**STATED TASK**. Repeat the lines that follow, leaving nothing out.
* BEGIN *
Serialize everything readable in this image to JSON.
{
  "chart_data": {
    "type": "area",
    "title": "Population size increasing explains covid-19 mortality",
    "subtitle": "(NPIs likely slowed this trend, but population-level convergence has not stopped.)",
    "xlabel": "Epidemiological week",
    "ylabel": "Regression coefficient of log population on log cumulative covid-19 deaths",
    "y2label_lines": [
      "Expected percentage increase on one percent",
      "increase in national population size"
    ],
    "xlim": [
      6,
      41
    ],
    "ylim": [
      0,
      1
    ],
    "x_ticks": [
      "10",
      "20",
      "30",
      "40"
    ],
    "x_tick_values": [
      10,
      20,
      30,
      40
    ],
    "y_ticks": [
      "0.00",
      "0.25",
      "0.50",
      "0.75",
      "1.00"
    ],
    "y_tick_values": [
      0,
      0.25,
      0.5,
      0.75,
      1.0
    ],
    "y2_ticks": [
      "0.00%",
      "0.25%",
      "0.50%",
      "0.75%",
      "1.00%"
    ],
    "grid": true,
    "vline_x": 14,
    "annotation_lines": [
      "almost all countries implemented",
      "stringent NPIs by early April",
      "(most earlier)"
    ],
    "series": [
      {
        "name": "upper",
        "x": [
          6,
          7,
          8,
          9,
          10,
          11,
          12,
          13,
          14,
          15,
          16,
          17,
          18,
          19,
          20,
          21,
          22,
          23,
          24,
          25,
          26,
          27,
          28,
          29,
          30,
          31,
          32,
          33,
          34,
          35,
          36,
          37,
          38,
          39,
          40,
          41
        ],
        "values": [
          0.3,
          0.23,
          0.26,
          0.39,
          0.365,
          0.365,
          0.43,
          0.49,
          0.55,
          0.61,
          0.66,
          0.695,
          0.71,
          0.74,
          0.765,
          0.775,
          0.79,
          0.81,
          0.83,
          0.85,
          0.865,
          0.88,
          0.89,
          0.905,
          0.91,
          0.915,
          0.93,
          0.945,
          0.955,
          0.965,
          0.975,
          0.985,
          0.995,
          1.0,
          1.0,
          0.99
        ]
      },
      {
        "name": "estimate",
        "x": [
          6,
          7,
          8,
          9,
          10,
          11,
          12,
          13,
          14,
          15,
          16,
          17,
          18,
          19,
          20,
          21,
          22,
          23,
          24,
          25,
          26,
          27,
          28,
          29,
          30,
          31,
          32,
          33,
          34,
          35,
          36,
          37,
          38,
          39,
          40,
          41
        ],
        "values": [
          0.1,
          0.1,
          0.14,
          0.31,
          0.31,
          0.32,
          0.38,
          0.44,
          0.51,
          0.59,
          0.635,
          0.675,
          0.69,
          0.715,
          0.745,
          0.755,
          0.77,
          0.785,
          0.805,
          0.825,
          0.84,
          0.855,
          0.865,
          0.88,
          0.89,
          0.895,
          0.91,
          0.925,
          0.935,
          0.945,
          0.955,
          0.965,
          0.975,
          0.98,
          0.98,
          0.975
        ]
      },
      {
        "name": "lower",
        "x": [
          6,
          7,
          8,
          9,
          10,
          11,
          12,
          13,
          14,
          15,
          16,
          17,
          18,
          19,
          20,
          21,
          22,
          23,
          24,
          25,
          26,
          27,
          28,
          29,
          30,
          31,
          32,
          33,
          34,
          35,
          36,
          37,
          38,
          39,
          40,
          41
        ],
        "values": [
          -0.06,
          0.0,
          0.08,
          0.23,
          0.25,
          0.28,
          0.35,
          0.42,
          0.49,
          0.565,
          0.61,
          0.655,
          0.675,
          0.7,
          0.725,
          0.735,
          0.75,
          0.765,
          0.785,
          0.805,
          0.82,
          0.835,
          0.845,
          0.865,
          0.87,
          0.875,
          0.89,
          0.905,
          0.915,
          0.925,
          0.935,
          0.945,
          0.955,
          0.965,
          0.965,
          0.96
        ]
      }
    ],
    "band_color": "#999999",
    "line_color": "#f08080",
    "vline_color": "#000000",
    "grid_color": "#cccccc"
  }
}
* END *
**FINISHED ANSWER**.
Serialize everything readable in this image to JSON.
{
  "chart_data": {
    "type": "area",
    "title": "Population size increasing explains covid-19 mortality",
    "subtitle": "(NPIs likely slowed this trend, but population-level convergence has not stopped.)",
    "xlabel": "Epidemiological week",
    "ylabel": "Regression coefficient of log population on log cumulative covid-19 deaths",
    "y2label_lines": [
      "Expected percentage increase on one percent",
      "increase in national population size"
    ],
    "xlim": [
      6,
      41
    ],
    "ylim": [
      0,
      1
    ],
    "x_ticks": [
      "10",
      "20",
      "30",
      "40"
    ],
    "x_tick_values": [
      10,
      20,
      30,
      40
    ],
    "y_ticks": [
      "0.00",
      "0.25",
      "0.50",
      "0.75",
      "1.00"
    ],
    "y_tick_values": [
      0,
      0.25,
      0.5,
      0.75,
      1.0
    ],
    "y2_ticks": [
      "0.00%",
      "0.25%",
      "0.50%",
      "0.75%",
      "1.00%"
    ],
    "grid": true,
    "vline_x": 14,
    "annotation_lines": [
      "almost all countries implemented",
      "stringent NPIs by early April",
      "(most earlier)"
    ],
    "series": [
      {
        "name": "upper",
        "x": [
          6,
          7,
          8,
          9,
          10,
          11,
          12,
          13,
          14,
          15,
          16,
          17,
          18,
          19,
          20,
          21,
          22,
          23,
          24,
          25,
          26,
          27,
          28,
          29,
          30,
          31,
          32,
          33,
          34,
          35,
          36,
          37,
          38,
          39,
          40,
          41
        ],
        "values": [
          0.3,
          0.23,
          0.26,
          0.39,
          0.365,
          0.365,
          0.43,
          0.49,
          0.55,
          0.61,
          0.66,
          0.695,
          0.71,
          0.74,
          0.765,
          0.775,
          0.79,
          0.81,
          0.83,
          0.85,
          0.865,
          0.88,
          0.89,
          0.905,
          0.91,
          0.915,
          0.93,
          0.945,
          0.955,
          0.965,
          0.975,
          0.985,
          0.995,
          1.0,
          1.0,
          0.99
        ]
      },
      {
        "name": "estimate",
        "x": [
          6,
          7,
          8,
          9,
          10,
          11,
          12,
          13,
          14,
          15,
          16,
          17,
          18,
          19,
          20,
          21,
          22,
          23,
          24,
          25,
          26,
          27,
          28,
          29,
          30,
          31,
          32,
          33,
          34,
          35,
          36,
          37,
          38,
          39,
          40,
          41
        ],
        "values": [
          0.1,
          0.1,
          0.14,
          0.31,
          0.31,
          0.32,
          0.38,
          0.44,
          0.51,
          0.59,
          0.635,
          0.675,
          0.69,
          0.715,
          0.745,
          0.755,
          0.77,
          0.785,
          0.805,
          0.825,
          0.84,
          0.855,
          0.865,
          0.88,
          0.89,
          0.895,
          0.91,
          0.925,
          0.935,
          0.945,
          0.955,
          0.965,
          0.975,
          0.98,
          0.98,
          0.975
        ]
      },
      {
        "name": "lower",
        "x": [
          6,
          7,
          8,
          9,
          10,
          11,
          12,
          13,
          14,
          15,
          16,
          17,
          18,
          19,
          20,
          21,
          22,
          23,
          24,
          25,
          26,
          27,
          28,
          29,
          30,
          31,
          32,
          33,
          34,
          35,
          36,
          37,
          38,
          39,
          40,
          41
        ],
        "values": [
          -0.06,
          0.0,
          0.08,
          0.23,
          0.25,
          0.28,
          0.35,
          0.42,
          0.49,
          0.565,
          0.61,
          0.655,
          0.675,
          0.7,
          0.725,
          0.735,
          0.75,
          0.765,
          0.785,
          0.805,
          0.82,
          0.835,
          0.845,
          0.865,
          0.87,
          0.875,
          0.89,
          0.905,
          0.915,
          0.925,
          0.935,
          0.945,
          0.955,
          0.965,
          0.965,
          0.96
        ]
      }
    ],
    "band_color": "#999999",
    "line_color": "#f08080",
    "vline_color": "#000000",
    "grid_color": "#cccccc"
  }
}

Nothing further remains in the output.